1. Active-Seminar 2008 bei Amazone: Rund um den Anbau von Energiepflanzen

„Energie für Ihre Pflanzen, Ihre Pflanzen für Energie“ - das Motto dieses Active-Seminars bei Amazone am 31.01.08 entsprach dem brennenden Interesse vieler Praktiker. So begrüßte Amazone-Geschäftsführer Christian Dreyer knapp 100 Fachleute aus Landwirtschaft, Lohnunternehmen, Beratung, Wissenschaft und Industrie. Tagungsort war das gerade fertiggestellte Active-Center in Hasbergen-Gaste.

Mit den Active-Seminaren will Amazone aktuelle Erkenntnisse aus seinen Kooperationen mit Wissenschaft, Beratung und anderen Agrarindustrie-Bereichen an die Praktiker weiter vermitteln. Grundlage dieser Kooperationen ist das Ziel, die Gesamtverfahren rund um das Amazone-Maschinenprogramm zu untersuchen und damit alle Potentiale in Acker- bzw. Pflanzenbau optimal zu erschließen.

So berichteten sechs namhafte Referenten über ein breit gefächertes Themen-Spektrum rund um den Anbau von Energiepflanzen. Sämtliche Vorträge stehen ab sofort als Power-Point-Pdf-Dateien zum Download zur Verfügung:

  1. Energiespar-Potentiale bei standortangepasster Bodenbearbeitung und Saat für Energiepflanzen;
    Prof. Dr. Yves Reckleben, Fachhochschule Kiel (Vortrag als Power-Point-PDF)
  2. Effizienzsteigerungen bei der Düngung von Energiepflanzen;
    Dietrich Baye, Produktmanager Düngetechnik und Pflanzenernährung, AMAZONE (Vortrag als Power-Point-PDF)
  3. Energiepflanze Mais: Neue Herausforderungen im Pflanzenschutz;
    Dr. Thomas Puhl, Bayer CropScience Deutschland, Langenfeld (Vortrag als Power-Point-PDF)

(Bounding-Box-Annotationen)
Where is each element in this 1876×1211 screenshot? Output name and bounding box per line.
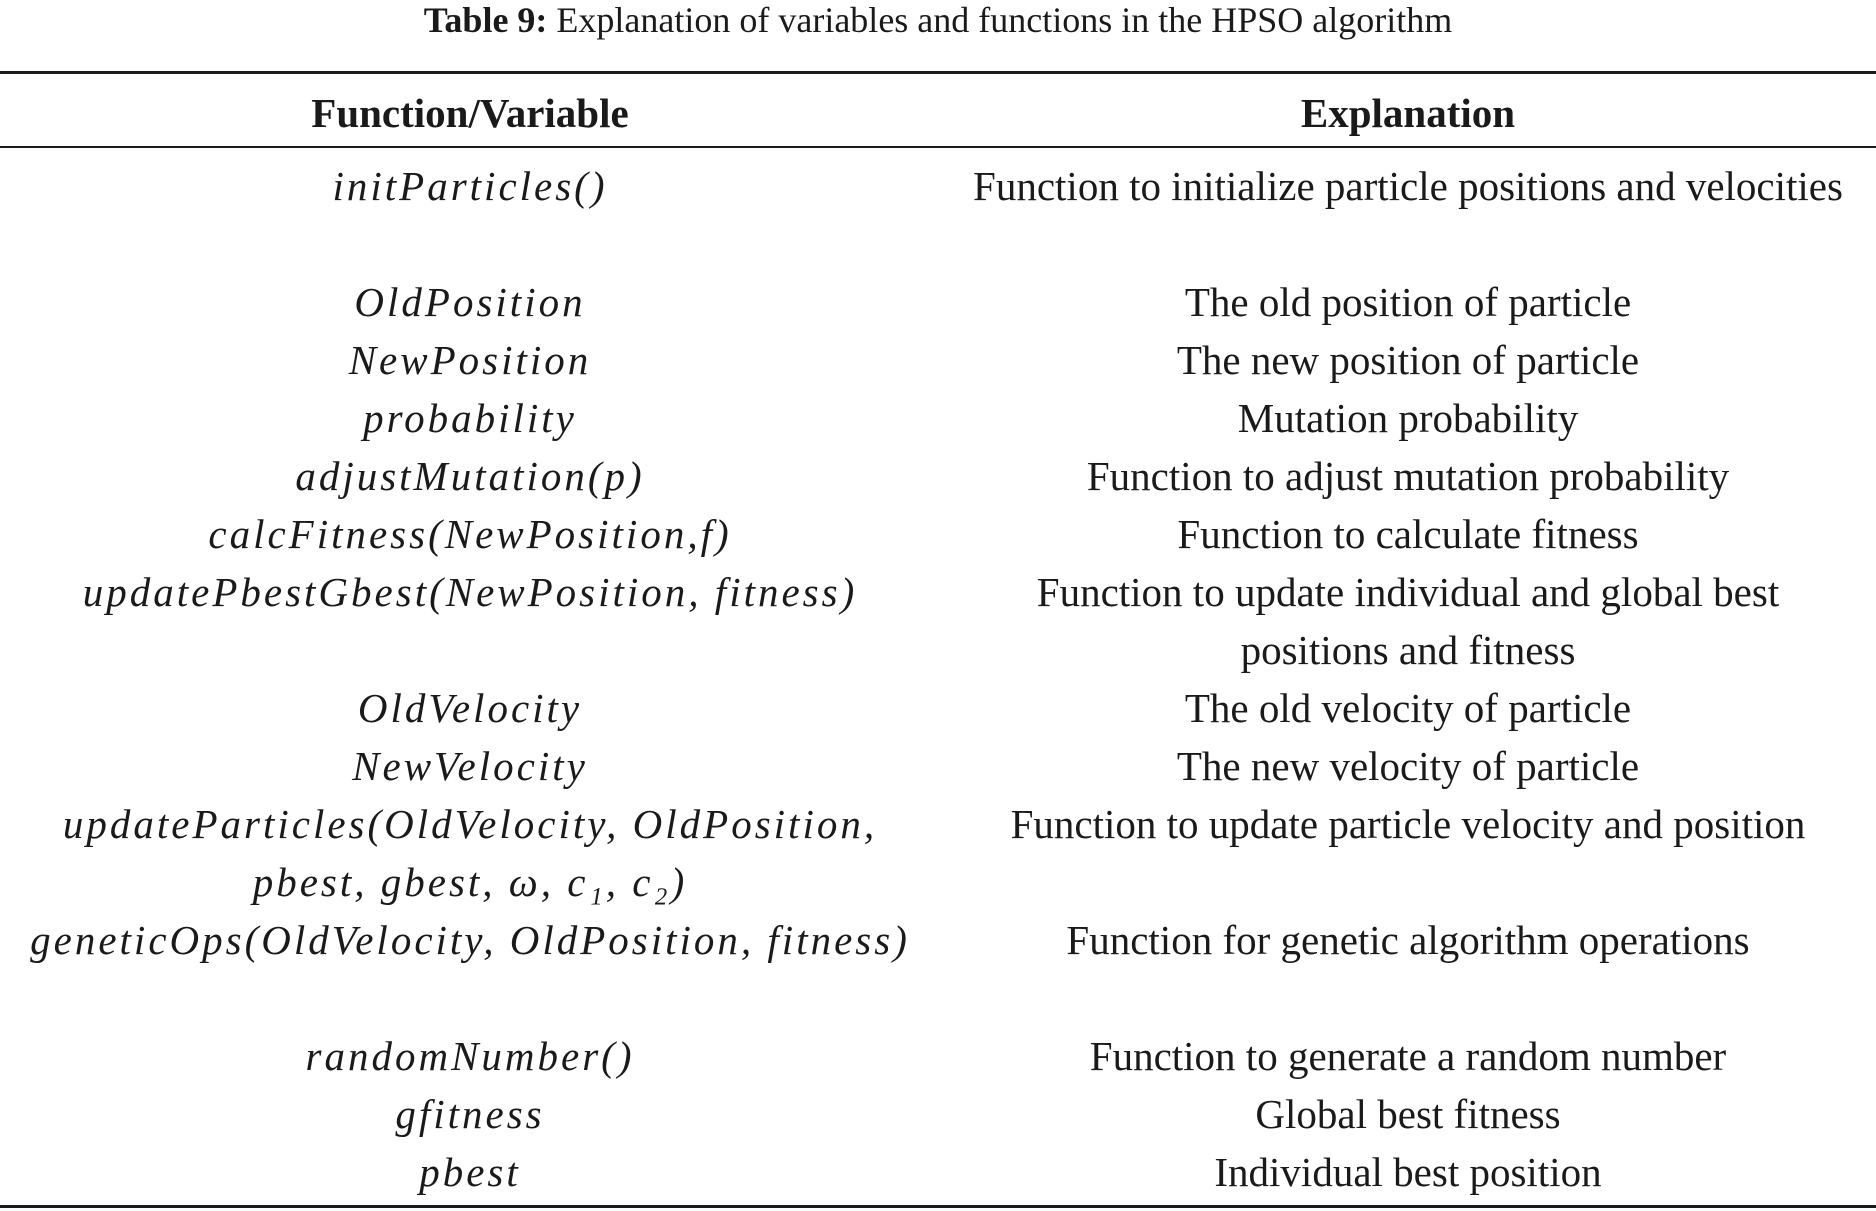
function-cell: adjustMutation(p) — [295, 453, 645, 499]
explanation-cell: Function to update individual and global best positions and fitness — [1036, 569, 1780, 673]
table-caption — [0, 0, 1876, 40]
table-row — [0, 331, 1876, 389]
explanation-cell: Function to update particle velocity and position — [1010, 801, 1806, 847]
table-row — [0, 1085, 1876, 1143]
explanation-cell: Function to adjust mutation probability — [1086, 453, 1730, 499]
function-cell: gfitness — [395, 1091, 545, 1137]
function-cell: updatePbestGbest(NewPosition, fitness) — [82, 569, 858, 615]
explanation-cell: The old velocity of particle — [1184, 685, 1632, 731]
function-cell: OldPosition — [354, 279, 586, 325]
explanation-cell: The new velocity of particle — [1176, 743, 1640, 789]
bottom-rule — [0, 1205, 1876, 1208]
table-body — [0, 157, 1876, 1201]
table-caption-label: Table 9: — [423, 0, 548, 40]
table-row — [0, 795, 1876, 911]
function-cell: pbest — [419, 1149, 521, 1195]
header-function-variable: Function/Variable — [311, 90, 629, 136]
explanation-cell: Individual best position — [1214, 1149, 1602, 1195]
table-row — [0, 911, 1876, 1027]
table-caption-text: Explanation of variables and functions in the HPSO algorithm — [547, 0, 1453, 40]
table-row — [0, 563, 1876, 679]
function-cell: geneticOps(OldVelocity, OldPosition, fitness) — [30, 917, 910, 963]
explanation-cell: Mutation probability — [1237, 395, 1579, 441]
table-row — [0, 447, 1876, 505]
table-row — [0, 1143, 1876, 1201]
explanation-cell: Global best fitness — [1255, 1091, 1561, 1137]
table-row — [0, 389, 1876, 447]
explanation-cell: Function to generate a random number — [1089, 1033, 1727, 1079]
function-cell: randomNumber() — [305, 1033, 635, 1079]
table-row — [0, 1027, 1876, 1085]
function-cell: OldVelocity — [357, 685, 583, 731]
top-rule — [0, 71, 1876, 74]
table-row — [0, 737, 1876, 795]
table-row — [0, 679, 1876, 737]
function-cell: calcFitness(NewPosition,f) — [208, 511, 732, 557]
explanation-cell: The old position of particle — [1184, 279, 1632, 325]
function-cell: initParticles() — [332, 163, 608, 209]
function-cell: probability — [363, 395, 577, 441]
header-rule — [0, 146, 1876, 148]
header-explanation: Explanation — [1300, 90, 1516, 136]
table-header — [0, 80, 1876, 146]
function-cell: NewPosition — [348, 337, 592, 383]
table-row — [0, 157, 1876, 273]
explanation-cell: Function to calculate fitness — [1177, 511, 1639, 557]
table-row — [0, 505, 1876, 563]
explanation-cell: Function for genetic algorithm operations — [1066, 917, 1750, 963]
function-cell: NewVelocity — [352, 743, 588, 789]
table-row — [0, 273, 1876, 331]
explanation-cell: The new position of particle — [1176, 337, 1640, 383]
function-cell: updateParticles(OldVelocity, OldPosition, pbest, gbest, ω, c₁, c₂) — [62, 801, 878, 905]
explanation-cell: Function to initialize particle positions and velocities — [973, 163, 1843, 209]
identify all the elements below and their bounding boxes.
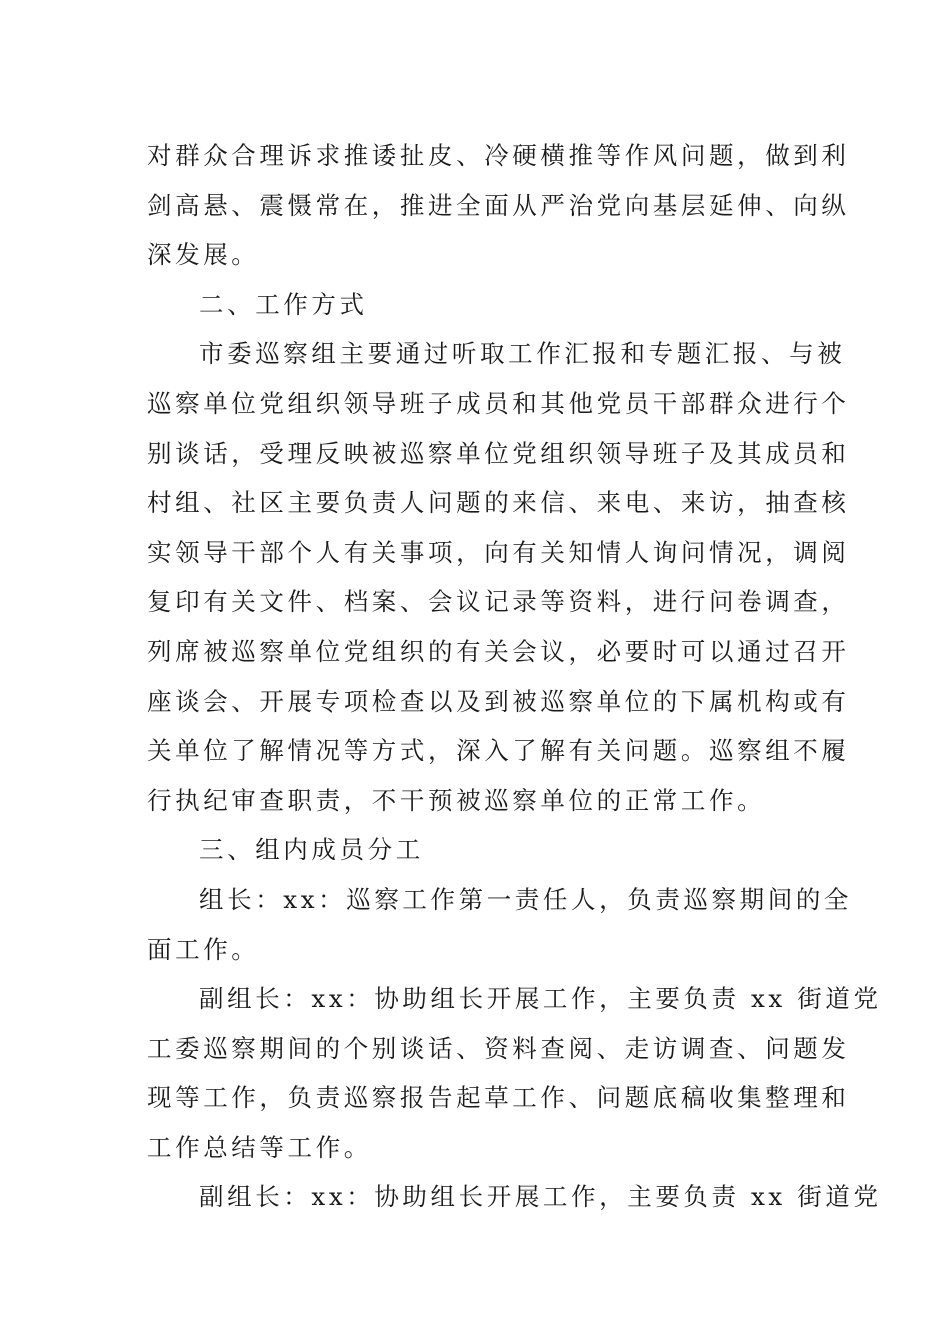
text-line: 别谈话，受理反映被巡察单位党组织领导班子及其成员和	[147, 438, 850, 468]
text-line: 副组长：xx：协助组长开展工作，主要负责 xx 街道党	[199, 1182, 882, 1212]
text-line: 副组长：xx：协助组长开展工作，主要负责 xx 街道党	[199, 984, 882, 1014]
text-line: 村组、社区主要负责人问题的来信、来电、来访，抽查核	[147, 488, 850, 518]
text-line: 市委巡察组主要通过听取工作汇报和专题汇报、与被	[199, 339, 846, 369]
text-line: 深发展。	[147, 240, 260, 270]
paragraph-continuation	[147, 131, 850, 280]
text-line: 工作总结等工作。	[147, 1132, 372, 1162]
text-line: 对群众合理诉求推诿扯皮、冷硬横推等作风问题，做到利	[147, 141, 850, 170]
text-line: 实领导干部个人有关事项，向有关知情人询问情况，调阅	[147, 537, 850, 567]
heading-text: 二、工作方式	[199, 289, 368, 319]
section-heading-work-method	[147, 280, 809, 330]
text-line: 列席被巡察单位党组织的有关会议，必要时可以通过召开	[147, 636, 850, 666]
text-line: 关单位了解情况等方式，深入了解有关问题。巡察组不履	[147, 736, 850, 766]
text-line: 面工作。	[147, 934, 260, 964]
paragraph-deputy-leader-2	[147, 1172, 882, 1222]
paragraph-work-method	[147, 329, 850, 825]
heading-text: 三、组内成员分工	[199, 835, 424, 865]
text-line: 现等工作，负责巡察报告起草工作、问题底稿收集整理和	[147, 1083, 850, 1113]
document-body	[147, 131, 882, 1222]
text-line: 工委巡察期间的个别谈话、资料查阅、走访调查、问题发	[147, 1033, 850, 1063]
paragraph-leader	[147, 875, 853, 974]
section-heading-member-roles	[147, 825, 809, 875]
text-line: 座谈会、开展专项检查以及到被巡察单位的下属机构或有	[147, 686, 850, 716]
paragraph-deputy-leader-1	[147, 974, 882, 1172]
text-line: 组长：xx：巡察工作第一责任人，负责巡察期间的全	[199, 884, 853, 914]
text-line: 行执纪审查职责，不干预被巡察单位的正常工作。	[147, 785, 766, 815]
text-line: 剑高悬、震慑常在，推进全面从严治党向基层延伸、向纵	[147, 190, 850, 220]
text-line: 巡察单位党组织领导班子成员和其他党员干部群众进行个	[147, 388, 850, 418]
text-line: 复印有关文件、档案、会议记录等资料，进行问卷调查，	[147, 587, 850, 617]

#### [Aufgaben]
A: Wo fand das Active-Seminar laut Textauszug statt?
B: Benenne in den Einträgen alles von der Zeile mit „438, 850, 468]“ bis hinunter zur Zeile mit „240, 260, 270]“ um, indem du „text-line“ durch „line“ ersetzt. Gib nur diese Zeilen wieder.

#### [Lösungen]
A: Im gerade fertiggestellten Active-Center in Hasbergen-Gaste.

B:
line: 别谈话，受理反映被巡察单位党组织领导班子及其成员和	[147, 438, 850, 468]
line: 副组长：xx：协助组长开展工作，主要负责 xx 街道党	[199, 1182, 882, 1212]
line: 副组长：xx：协助组长开展工作，主要负责 xx 街道党	[199, 984, 882, 1014]
line: 村组、社区主要负责人问题的来信、来电、来访，抽查核	[147, 488, 850, 518]
line: 市委巡察组主要通过听取工作汇报和专题汇报、与被	[199, 339, 846, 369]
line: 深发展。	[147, 240, 260, 270]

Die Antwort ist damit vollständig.